## INSTRUCTIONS TO FOLLOW
Copy the listing below line for line, with no changes.

# # #

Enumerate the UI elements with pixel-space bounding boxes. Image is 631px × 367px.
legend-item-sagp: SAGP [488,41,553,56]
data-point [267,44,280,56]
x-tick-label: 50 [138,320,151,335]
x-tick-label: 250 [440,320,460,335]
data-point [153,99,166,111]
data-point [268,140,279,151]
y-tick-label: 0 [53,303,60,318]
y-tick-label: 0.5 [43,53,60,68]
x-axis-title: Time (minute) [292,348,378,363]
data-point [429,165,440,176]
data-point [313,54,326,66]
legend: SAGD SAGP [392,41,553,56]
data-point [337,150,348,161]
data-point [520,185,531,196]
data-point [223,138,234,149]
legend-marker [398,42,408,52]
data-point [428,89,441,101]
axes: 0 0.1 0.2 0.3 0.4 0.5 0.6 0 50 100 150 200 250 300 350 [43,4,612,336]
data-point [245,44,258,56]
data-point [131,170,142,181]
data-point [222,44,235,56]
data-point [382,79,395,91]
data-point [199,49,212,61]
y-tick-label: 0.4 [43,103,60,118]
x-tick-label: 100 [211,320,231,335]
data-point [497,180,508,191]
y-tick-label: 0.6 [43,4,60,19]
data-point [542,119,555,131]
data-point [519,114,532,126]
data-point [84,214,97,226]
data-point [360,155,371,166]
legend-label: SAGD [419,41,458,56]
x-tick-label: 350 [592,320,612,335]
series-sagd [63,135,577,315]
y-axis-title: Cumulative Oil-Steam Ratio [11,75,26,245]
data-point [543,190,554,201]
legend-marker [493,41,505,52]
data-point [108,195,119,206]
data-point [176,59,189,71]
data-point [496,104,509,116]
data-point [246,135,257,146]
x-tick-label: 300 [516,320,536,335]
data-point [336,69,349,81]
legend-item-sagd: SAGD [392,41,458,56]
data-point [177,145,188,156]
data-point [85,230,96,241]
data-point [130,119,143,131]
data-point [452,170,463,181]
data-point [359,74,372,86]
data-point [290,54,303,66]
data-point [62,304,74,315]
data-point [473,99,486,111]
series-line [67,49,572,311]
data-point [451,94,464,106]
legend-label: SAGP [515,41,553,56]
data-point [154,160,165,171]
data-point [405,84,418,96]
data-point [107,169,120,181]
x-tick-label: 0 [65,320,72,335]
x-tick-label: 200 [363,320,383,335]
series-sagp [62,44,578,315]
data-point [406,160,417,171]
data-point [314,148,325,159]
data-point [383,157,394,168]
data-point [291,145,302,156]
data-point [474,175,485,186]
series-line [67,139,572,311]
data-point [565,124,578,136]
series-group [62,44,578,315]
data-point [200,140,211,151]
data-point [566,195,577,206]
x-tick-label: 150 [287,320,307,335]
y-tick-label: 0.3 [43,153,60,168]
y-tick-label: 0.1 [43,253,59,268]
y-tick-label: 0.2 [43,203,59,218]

# # #

## RESULT OF THIS TASK
Enumerate the UI elements with pixel-space bounding boxes. Image is 631px × 367px.
legend-item-sagp: SAGP [488,41,553,56]
data-point [267,44,280,56]
x-tick-label: 50 [138,320,151,335]
x-tick-label: 250 [440,320,460,335]
data-point [153,99,166,111]
data-point [268,140,279,151]
y-tick-label: 0 [53,303,60,318]
y-tick-label: 0.5 [43,53,60,68]
x-axis-title: Time (minute) [292,348,378,363]
data-point [429,165,440,176]
data-point [313,54,326,66]
legend: SAGD SAGP [392,41,553,56]
data-point [337,150,348,161]
data-point [520,185,531,196]
data-point [223,138,234,149]
legend-marker [398,42,408,52]
data-point [428,89,441,101]
axes: 0 0.1 0.2 0.3 0.4 0.5 0.6 0 50 100 150 200 250 300 350 [43,4,612,336]
data-point [245,44,258,56]
data-point [131,170,142,181]
data-point [222,44,235,56]
data-point [382,79,395,91]
data-point [199,49,212,61]
y-tick-label: 0.4 [43,103,60,118]
x-tick-label: 100 [211,320,231,335]
data-point [497,180,508,191]
y-tick-label: 0.6 [43,4,60,19]
data-point [542,119,555,131]
data-point [519,114,532,126]
data-point [84,214,97,226]
data-point [360,155,371,166]
legend-label: SAGD [419,41,458,56]
x-tick-label: 350 [592,320,612,335]
series-sagd [63,135,577,315]
y-axis-title: Cumulative Oil-Steam Ratio [11,75,26,245]
data-point [543,190,554,201]
legend-marker [493,41,505,52]
data-point [108,195,119,206]
data-point [176,59,189,71]
data-point [496,104,509,116]
data-point [246,135,257,146]
x-tick-label: 300 [516,320,536,335]
data-point [336,69,349,81]
legend-item-sagd: SAGD [392,41,458,56]
data-point [177,145,188,156]
data-point [85,230,96,241]
data-point [130,119,143,131]
data-point [452,170,463,181]
data-point [359,74,372,86]
data-point [290,54,303,66]
data-point [62,304,74,315]
data-point [473,99,486,111]
series-line [67,49,572,311]
data-point [451,94,464,106]
legend-label: SAGP [515,41,553,56]
data-point [154,160,165,171]
data-point [405,84,418,96]
data-point [107,169,120,181]
x-tick-label: 0 [65,320,72,335]
x-tick-label: 200 [363,320,383,335]
series-sagp [62,44,578,315]
data-point [406,160,417,171]
data-point [314,148,325,159]
data-point [383,157,394,168]
data-point [291,145,302,156]
data-point [474,175,485,186]
series-line [67,139,572,311]
data-point [565,124,578,136]
series-group [62,44,578,315]
data-point [200,140,211,151]
data-point [566,195,577,206]
x-tick-label: 150 [287,320,307,335]
y-tick-label: 0.3 [43,153,60,168]
y-tick-label: 0.1 [43,253,59,268]
y-tick-label: 0.2 [43,203,59,218]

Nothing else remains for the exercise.